--- Start ---

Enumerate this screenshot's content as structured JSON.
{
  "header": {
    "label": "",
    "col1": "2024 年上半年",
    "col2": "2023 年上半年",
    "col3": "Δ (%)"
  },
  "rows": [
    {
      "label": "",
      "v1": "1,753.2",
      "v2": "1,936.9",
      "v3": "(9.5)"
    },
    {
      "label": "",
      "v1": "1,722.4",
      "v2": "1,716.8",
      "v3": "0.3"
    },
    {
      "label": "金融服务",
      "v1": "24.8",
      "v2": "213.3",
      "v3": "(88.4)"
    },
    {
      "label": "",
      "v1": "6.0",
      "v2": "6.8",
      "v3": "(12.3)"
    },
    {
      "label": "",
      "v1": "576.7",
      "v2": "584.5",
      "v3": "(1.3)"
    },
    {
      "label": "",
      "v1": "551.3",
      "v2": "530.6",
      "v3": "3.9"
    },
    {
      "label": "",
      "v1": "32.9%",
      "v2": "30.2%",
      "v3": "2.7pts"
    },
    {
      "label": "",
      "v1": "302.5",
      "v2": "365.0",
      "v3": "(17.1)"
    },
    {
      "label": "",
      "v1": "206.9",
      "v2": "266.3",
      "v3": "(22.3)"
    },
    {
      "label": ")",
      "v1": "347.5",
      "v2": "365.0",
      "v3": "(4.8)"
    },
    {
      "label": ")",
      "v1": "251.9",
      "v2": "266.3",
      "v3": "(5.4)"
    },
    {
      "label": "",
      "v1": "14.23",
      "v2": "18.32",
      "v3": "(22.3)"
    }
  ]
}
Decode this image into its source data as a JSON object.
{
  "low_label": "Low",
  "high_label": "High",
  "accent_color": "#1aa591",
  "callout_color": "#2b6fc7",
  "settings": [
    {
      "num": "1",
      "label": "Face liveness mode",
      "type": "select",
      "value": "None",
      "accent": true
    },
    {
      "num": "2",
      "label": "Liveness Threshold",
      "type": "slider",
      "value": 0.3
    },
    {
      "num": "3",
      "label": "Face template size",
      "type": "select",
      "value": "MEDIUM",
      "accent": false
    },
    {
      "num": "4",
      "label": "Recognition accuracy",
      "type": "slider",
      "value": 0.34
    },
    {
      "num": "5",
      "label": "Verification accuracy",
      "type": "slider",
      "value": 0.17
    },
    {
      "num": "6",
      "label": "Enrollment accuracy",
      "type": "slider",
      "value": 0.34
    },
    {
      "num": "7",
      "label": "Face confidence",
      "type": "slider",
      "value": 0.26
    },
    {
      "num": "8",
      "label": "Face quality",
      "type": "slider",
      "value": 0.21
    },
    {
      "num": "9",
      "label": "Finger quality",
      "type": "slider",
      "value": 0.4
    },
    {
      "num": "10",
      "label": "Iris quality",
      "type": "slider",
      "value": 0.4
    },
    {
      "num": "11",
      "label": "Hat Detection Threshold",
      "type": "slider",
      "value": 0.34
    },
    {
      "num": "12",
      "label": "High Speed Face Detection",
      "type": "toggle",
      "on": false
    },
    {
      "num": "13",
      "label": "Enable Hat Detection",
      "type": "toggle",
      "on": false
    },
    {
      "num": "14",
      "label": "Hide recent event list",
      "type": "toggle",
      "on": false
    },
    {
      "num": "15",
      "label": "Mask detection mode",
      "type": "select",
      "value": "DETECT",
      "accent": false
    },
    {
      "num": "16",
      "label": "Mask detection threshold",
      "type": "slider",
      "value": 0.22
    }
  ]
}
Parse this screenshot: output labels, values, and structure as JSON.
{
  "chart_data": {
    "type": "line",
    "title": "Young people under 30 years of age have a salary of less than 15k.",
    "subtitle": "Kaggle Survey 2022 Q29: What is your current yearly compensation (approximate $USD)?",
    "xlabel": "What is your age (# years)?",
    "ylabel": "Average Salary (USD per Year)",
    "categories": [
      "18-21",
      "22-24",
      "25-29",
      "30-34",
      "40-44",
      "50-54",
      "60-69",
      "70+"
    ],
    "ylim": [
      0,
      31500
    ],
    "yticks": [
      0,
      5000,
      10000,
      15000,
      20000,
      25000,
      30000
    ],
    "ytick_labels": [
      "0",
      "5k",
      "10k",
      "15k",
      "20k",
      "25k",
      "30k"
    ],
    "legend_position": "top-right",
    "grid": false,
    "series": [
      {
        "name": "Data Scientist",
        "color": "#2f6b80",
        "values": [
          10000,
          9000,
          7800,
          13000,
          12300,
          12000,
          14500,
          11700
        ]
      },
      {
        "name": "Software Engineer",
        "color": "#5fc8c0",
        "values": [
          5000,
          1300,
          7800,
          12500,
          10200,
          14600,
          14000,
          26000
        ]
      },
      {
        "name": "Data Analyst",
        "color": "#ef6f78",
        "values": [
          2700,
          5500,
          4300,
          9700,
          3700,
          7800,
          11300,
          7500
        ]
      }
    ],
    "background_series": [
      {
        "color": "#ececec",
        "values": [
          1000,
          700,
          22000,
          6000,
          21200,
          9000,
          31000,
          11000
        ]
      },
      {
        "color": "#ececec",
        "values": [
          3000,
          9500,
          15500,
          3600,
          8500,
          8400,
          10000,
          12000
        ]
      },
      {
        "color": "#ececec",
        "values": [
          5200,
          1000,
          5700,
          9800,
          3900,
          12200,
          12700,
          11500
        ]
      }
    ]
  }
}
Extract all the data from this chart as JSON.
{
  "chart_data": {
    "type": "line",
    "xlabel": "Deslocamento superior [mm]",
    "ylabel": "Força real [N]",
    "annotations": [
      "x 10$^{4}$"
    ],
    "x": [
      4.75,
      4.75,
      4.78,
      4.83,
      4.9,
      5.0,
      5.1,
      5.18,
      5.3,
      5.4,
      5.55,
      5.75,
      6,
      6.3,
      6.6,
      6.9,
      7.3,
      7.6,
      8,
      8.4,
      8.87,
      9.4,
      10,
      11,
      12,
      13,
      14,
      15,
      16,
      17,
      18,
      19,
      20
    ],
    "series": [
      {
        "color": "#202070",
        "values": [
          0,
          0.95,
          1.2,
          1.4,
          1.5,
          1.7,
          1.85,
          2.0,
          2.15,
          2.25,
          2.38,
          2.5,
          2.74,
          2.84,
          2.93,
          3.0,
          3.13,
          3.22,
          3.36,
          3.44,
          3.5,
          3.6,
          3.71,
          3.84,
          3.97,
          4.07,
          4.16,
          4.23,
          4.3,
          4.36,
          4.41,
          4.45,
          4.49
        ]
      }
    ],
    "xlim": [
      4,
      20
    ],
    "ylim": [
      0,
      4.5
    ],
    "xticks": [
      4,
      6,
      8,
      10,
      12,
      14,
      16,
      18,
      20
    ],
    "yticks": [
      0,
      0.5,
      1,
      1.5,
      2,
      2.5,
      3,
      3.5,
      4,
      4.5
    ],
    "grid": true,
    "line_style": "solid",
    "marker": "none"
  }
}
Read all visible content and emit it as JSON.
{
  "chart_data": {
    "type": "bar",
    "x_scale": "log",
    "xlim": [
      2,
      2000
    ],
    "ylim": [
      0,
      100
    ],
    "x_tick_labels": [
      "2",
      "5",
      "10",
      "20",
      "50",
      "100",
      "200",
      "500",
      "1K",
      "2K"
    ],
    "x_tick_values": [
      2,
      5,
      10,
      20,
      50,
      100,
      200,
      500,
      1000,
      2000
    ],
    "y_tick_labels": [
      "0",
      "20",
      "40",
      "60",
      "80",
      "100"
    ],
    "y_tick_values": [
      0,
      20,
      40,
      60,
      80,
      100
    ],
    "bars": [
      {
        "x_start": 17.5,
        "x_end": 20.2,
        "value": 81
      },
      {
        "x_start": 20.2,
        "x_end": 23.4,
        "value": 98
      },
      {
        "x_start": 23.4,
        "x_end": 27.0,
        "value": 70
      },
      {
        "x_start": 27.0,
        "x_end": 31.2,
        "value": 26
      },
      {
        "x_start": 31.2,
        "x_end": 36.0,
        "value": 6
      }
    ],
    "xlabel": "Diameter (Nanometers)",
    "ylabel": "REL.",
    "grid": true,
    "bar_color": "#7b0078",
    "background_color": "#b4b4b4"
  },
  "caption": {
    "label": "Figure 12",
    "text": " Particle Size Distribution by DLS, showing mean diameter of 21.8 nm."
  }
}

--- End ---

## SET TASK:
Say how many lines hold the word "content", giving the number and nothing else.

## SOLUTION TO THE PROBLEM:
2